EXERCISE REQUIREMENTS |
Only the pictures are omitted; repeat all other data exactly.

Chart and figure data
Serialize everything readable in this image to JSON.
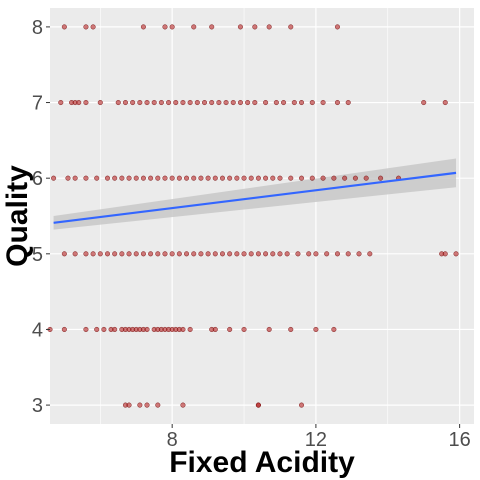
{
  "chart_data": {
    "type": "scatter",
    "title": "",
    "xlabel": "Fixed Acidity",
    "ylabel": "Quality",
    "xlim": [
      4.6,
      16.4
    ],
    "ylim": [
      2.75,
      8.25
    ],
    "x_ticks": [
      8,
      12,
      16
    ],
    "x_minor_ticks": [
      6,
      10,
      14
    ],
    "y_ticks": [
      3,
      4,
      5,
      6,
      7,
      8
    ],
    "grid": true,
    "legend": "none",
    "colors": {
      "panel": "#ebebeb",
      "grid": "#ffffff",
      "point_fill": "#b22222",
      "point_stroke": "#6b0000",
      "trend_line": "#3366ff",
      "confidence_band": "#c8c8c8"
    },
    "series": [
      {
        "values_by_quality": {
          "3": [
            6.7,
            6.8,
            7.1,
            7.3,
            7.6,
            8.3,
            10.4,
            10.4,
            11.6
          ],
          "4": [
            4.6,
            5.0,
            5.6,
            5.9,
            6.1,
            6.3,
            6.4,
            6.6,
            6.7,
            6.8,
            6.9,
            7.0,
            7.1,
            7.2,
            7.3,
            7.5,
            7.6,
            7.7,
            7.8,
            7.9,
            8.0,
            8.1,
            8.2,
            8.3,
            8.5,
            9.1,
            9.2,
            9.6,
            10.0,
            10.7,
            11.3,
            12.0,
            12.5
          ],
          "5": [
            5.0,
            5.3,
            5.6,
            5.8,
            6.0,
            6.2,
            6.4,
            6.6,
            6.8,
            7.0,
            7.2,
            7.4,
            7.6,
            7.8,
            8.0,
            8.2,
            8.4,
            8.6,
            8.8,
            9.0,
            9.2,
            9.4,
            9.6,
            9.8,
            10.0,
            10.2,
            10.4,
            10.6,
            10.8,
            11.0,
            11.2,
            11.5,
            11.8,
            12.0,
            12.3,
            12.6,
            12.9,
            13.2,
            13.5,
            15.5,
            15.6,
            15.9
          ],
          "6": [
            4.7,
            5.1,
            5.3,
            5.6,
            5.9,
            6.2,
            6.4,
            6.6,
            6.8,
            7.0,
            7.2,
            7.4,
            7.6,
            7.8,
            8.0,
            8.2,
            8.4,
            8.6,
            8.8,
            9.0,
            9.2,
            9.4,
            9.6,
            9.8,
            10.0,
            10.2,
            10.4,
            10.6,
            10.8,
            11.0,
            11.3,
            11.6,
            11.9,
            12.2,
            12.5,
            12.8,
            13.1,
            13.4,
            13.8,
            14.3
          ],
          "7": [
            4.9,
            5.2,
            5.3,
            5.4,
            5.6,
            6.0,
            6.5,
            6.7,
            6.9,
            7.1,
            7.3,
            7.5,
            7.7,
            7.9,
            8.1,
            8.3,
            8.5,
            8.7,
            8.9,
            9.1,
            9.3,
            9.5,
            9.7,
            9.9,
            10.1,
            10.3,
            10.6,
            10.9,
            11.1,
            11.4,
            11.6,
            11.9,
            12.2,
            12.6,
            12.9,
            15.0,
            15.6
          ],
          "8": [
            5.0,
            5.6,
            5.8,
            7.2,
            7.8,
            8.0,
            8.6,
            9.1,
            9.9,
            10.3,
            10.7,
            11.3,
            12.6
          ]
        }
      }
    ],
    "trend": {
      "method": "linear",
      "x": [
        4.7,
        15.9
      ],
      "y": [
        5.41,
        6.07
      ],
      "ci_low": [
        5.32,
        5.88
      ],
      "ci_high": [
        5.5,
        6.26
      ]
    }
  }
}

WRITTEN RESPONSE |
Serialize everything readable in this image to JSON.
{
  "chart_data": {
    "type": "scatter",
    "title": "",
    "xlabel": "Fixed Acidity",
    "ylabel": "Quality",
    "xlim": [
      4.6,
      16.4
    ],
    "ylim": [
      2.75,
      8.25
    ],
    "x_ticks": [
      8,
      12,
      16
    ],
    "x_minor_ticks": [
      6,
      10,
      14
    ],
    "y_ticks": [
      3,
      4,
      5,
      6,
      7,
      8
    ],
    "grid": true,
    "legend": "none",
    "colors": {
      "panel": "#ebebeb",
      "grid": "#ffffff",
      "point_fill": "#b22222",
      "point_stroke": "#6b0000",
      "trend_line": "#3366ff",
      "confidence_band": "#c8c8c8"
    },
    "series": [
      {
        "values_by_quality": {
          "3": [
            6.7,
            6.8,
            7.1,
            7.3,
            7.6,
            8.3,
            10.4,
            10.4,
            11.6
          ],
          "4": [
            4.6,
            5.0,
            5.6,
            5.9,
            6.1,
            6.3,
            6.4,
            6.6,
            6.7,
            6.8,
            6.9,
            7.0,
            7.1,
            7.2,
            7.3,
            7.5,
            7.6,
            7.7,
            7.8,
            7.9,
            8.0,
            8.1,
            8.2,
            8.3,
            8.5,
            9.1,
            9.2,
            9.6,
            10.0,
            10.7,
            11.3,
            12.0,
            12.5
          ],
          "5": [
            5.0,
            5.3,
            5.6,
            5.8,
            6.0,
            6.2,
            6.4,
            6.6,
            6.8,
            7.0,
            7.2,
            7.4,
            7.6,
            7.8,
            8.0,
            8.2,
            8.4,
            8.6,
            8.8,
            9.0,
            9.2,
            9.4,
            9.6,
            9.8,
            10.0,
            10.2,
            10.4,
            10.6,
            10.8,
            11.0,
            11.2,
            11.5,
            11.8,
            12.0,
            12.3,
            12.6,
            12.9,
            13.2,
            13.5,
            15.5,
            15.6,
            15.9
          ],
          "6": [
            4.7,
            5.1,
            5.3,
            5.6,
            5.9,
            6.2,
            6.4,
            6.6,
            6.8,
            7.0,
            7.2,
            7.4,
            7.6,
            7.8,
            8.0,
            8.2,
            8.4,
            8.6,
            8.8,
            9.0,
            9.2,
            9.4,
            9.6,
            9.8,
            10.0,
            10.2,
            10.4,
            10.6,
            10.8,
            11.0,
            11.3,
            11.6,
            11.9,
            12.2,
            12.5,
            12.8,
            13.1,
            13.4,
            13.8,
            14.3
          ],
          "7": [
            4.9,
            5.2,
            5.3,
            5.4,
            5.6,
            6.0,
            6.5,
            6.7,
            6.9,
            7.1,
            7.3,
            7.5,
            7.7,
            7.9,
            8.1,
            8.3,
            8.5,
            8.7,
            8.9,
            9.1,
            9.3,
            9.5,
            9.7,
            9.9,
            10.1,
            10.3,
            10.6,
            10.9,
            11.1,
            11.4,
            11.6,
            11.9,
            12.2,
            12.6,
            12.9,
            15.0,
            15.6
          ],
          "8": [
            5.0,
            5.6,
            5.8,
            7.2,
            7.8,
            8.0,
            8.6,
            9.1,
            9.9,
            10.3,
            10.7,
            11.3,
            12.6
          ]
        }
      }
    ],
    "trend": {
      "method": "linear",
      "x": [
        4.7,
        15.9
      ],
      "y": [
        5.41,
        6.07
      ],
      "ci_low": [
        5.32,
        5.88
      ],
      "ci_high": [
        5.5,
        6.26
      ]
    }
  }
}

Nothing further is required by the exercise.